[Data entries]
========================================================================
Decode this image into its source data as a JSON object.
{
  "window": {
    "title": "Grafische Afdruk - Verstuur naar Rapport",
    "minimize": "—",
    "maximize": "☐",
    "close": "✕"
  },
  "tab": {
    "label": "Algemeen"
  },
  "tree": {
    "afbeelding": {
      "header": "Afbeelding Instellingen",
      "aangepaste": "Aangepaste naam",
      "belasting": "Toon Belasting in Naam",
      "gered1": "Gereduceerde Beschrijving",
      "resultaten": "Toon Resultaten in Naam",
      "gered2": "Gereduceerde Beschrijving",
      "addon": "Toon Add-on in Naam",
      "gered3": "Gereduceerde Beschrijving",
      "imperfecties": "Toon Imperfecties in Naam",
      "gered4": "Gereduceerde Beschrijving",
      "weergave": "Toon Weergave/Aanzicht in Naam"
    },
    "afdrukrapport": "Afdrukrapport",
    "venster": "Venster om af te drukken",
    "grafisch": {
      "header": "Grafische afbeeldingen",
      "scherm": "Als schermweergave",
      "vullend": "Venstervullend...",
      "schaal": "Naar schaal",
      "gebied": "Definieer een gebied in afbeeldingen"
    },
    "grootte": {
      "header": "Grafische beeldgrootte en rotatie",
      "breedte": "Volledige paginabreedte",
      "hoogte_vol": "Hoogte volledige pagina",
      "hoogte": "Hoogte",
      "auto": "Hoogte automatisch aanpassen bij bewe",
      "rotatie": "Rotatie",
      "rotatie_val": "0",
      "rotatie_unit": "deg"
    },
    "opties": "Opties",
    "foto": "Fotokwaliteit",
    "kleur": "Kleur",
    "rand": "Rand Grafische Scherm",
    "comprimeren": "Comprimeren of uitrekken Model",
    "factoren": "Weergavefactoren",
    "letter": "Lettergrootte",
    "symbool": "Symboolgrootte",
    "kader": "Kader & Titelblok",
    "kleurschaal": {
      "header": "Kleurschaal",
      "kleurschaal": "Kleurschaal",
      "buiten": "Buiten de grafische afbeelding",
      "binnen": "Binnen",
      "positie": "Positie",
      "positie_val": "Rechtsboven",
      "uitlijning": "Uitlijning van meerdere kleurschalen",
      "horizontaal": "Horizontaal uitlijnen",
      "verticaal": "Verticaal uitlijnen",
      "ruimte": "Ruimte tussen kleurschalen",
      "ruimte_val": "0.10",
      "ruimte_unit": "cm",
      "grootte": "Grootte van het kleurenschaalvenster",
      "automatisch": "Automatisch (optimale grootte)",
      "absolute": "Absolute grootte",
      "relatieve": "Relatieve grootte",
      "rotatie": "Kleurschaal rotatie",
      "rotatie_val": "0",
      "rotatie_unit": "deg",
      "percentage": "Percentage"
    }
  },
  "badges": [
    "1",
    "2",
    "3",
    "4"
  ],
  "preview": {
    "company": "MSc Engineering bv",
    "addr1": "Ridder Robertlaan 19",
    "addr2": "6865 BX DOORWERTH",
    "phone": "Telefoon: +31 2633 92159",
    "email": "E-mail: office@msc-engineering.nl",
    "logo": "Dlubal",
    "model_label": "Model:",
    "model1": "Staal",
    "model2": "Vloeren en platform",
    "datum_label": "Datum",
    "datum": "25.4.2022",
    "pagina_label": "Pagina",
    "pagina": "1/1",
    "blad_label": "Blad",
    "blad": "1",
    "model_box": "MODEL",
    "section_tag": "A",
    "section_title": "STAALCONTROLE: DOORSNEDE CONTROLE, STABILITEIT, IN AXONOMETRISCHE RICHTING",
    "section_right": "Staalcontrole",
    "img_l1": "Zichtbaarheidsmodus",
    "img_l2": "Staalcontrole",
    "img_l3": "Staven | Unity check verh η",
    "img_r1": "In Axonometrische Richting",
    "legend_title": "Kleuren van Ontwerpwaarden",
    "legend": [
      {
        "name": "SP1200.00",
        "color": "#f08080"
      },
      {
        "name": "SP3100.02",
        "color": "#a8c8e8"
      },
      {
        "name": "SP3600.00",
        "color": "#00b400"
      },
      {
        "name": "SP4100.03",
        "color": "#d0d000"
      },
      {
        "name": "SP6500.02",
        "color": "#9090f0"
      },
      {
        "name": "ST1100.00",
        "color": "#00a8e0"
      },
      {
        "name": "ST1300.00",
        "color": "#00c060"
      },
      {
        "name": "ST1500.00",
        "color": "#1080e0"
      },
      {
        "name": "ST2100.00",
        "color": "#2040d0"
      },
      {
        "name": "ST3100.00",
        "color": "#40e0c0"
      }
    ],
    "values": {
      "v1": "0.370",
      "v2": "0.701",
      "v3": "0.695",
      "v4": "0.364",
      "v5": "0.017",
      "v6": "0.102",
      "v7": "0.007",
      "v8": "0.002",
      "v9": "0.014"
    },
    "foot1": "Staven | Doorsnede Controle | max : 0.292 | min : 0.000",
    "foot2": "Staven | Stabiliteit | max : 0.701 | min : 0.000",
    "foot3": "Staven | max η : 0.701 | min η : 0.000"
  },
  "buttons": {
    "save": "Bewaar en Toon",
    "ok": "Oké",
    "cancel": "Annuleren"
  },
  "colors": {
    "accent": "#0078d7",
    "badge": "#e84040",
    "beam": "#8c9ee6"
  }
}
========================================================================
The whole listing above needs to be written out again exactly.

CORRECT RESULT:
Decode this image into its source data as a JSON object.
{
  "window": {
    "title": "Grafische Afdruk - Verstuur naar Rapport",
    "minimize": "—",
    "maximize": "☐",
    "close": "✕"
  },
  "tab": {
    "label": "Algemeen"
  },
  "tree": {
    "afbeelding": {
      "header": "Afbeelding Instellingen",
      "aangepaste": "Aangepaste naam",
      "belasting": "Toon Belasting in Naam",
      "gered1": "Gereduceerde Beschrijving",
      "resultaten": "Toon Resultaten in Naam",
      "gered2": "Gereduceerde Beschrijving",
      "addon": "Toon Add-on in Naam",
      "gered3": "Gereduceerde Beschrijving",
      "imperfecties": "Toon Imperfecties in Naam",
      "gered4": "Gereduceerde Beschrijving",
      "weergave": "Toon Weergave/Aanzicht in Naam"
    },
    "afdrukrapport": "Afdrukrapport",
    "venster": "Venster om af te drukken",
    "grafisch": {
      "header": "Grafische afbeeldingen",
      "scherm": "Als schermweergave",
      "vullend": "Venstervullend...",
      "schaal": "Naar schaal",
      "gebied": "Definieer een gebied in afbeeldingen"
    },
    "grootte": {
      "header": "Grafische beeldgrootte en rotatie",
      "breedte": "Volledige paginabreedte",
      "hoogte_vol": "Hoogte volledige pagina",
      "hoogte": "Hoogte",
      "auto": "Hoogte automatisch aanpassen bij bewe",
      "rotatie": "Rotatie",
      "rotatie_val": "0",
      "rotatie_unit": "deg"
    },
    "opties": "Opties",
    "foto": "Fotokwaliteit",
    "kleur": "Kleur",
    "rand": "Rand Grafische Scherm",
    "comprimeren": "Comprimeren of uitrekken Model",
    "factoren": "Weergavefactoren",
    "letter": "Lettergrootte",
    "symbool": "Symboolgrootte",
    "kader": "Kader & Titelblok",
    "kleurschaal": {
      "header": "Kleurschaal",
      "kleurschaal": "Kleurschaal",
      "buiten": "Buiten de grafische afbeelding",
      "binnen": "Binnen",
      "positie": "Positie",
      "positie_val": "Rechtsboven",
      "uitlijning": "Uitlijning van meerdere kleurschalen",
      "horizontaal": "Horizontaal uitlijnen",
      "verticaal": "Verticaal uitlijnen",
      "ruimte": "Ruimte tussen kleurschalen",
      "ruimte_val": "0.10",
      "ruimte_unit": "cm",
      "grootte": "Grootte van het kleurenschaalvenster",
      "automatisch": "Automatisch (optimale grootte)",
      "absolute": "Absolute grootte",
      "relatieve": "Relatieve grootte",
      "rotatie": "Kleurschaal rotatie",
      "rotatie_val": "0",
      "rotatie_unit": "deg",
      "percentage": "Percentage"
    }
  },
  "badges": [
    "1",
    "2",
    "3",
    "4"
  ],
  "preview": {
    "company": "MSc Engineering bv",
    "addr1": "Ridder Robertlaan 19",
    "addr2": "6865 BX DOORWERTH",
    "phone": "Telefoon: +31 2633 92159",
    "email": "E-mail: office@msc-engineering.nl",
    "logo": "Dlubal",
    "model_label": "Model:",
    "model1": "Staal",
    "model2": "Vloeren en platform",
    "datum_label": "Datum",
    "datum": "25.4.2022",
    "pagina_label": "Pagina",
    "pagina": "1/1",
    "blad_label": "Blad",
    "blad": "1",
    "model_box": "MODEL",
    "section_tag": "A",
    "section_title": "STAALCONTROLE: DOORSNEDE CONTROLE, STABILITEIT, IN AXONOMETRISCHE RICHTING",
    "section_right": "Staalcontrole",
    "img_l1": "Zichtbaarheidsmodus",
    "img_l2": "Staalcontrole",
    "img_l3": "Staven | Unity check verh η",
    "img_r1": "In Axonometrische Richting",
    "legend_title": "Kleuren van Ontwerpwaarden",
    "legend": [
      {
        "name": "SP1200.00",
        "color": "#f08080"
      },
      {
        "name": "SP3100.02",
        "color": "#a8c8e8"
      },
      {
        "name": "SP3600.00",
        "color": "#00b400"
      },
      {
        "name": "SP4100.03",
        "color": "#d0d000"
      },
      {
        "name": "SP6500.02",
        "color": "#9090f0"
      },
      {
        "name": "ST1100.00",
        "color": "#00a8e0"
      },
      {
        "name": "ST1300.00",
        "color": "#00c060"
      },
      {
        "name": "ST1500.00",
        "color": "#1080e0"
      },
      {
        "name": "ST2100.00",
        "color": "#2040d0"
      },
      {
        "name": "ST3100.00",
        "color": "#40e0c0"
      }
    ],
    "values": {
      "v1": "0.370",
      "v2": "0.701",
      "v3": "0.695",
      "v4": "0.364",
      "v5": "0.017",
      "v6": "0.102",
      "v7": "0.007",
      "v8": "0.002",
      "v9": "0.014"
    },
    "foot1": "Staven | Doorsnede Controle | max : 0.292 | min : 0.000",
    "foot2": "Staven | Stabiliteit | max : 0.701 | min : 0.000",
    "foot3": "Staven | max η : 0.701 | min η : 0.000"
  },
  "buttons": {
    "save": "Bewaar en Toon",
    "ok": "Oké",
    "cancel": "Annuleren"
  },
  "colors": {
    "accent": "#0078d7",
    "badge": "#e84040",
    "beam": "#8c9ee6"
  }
}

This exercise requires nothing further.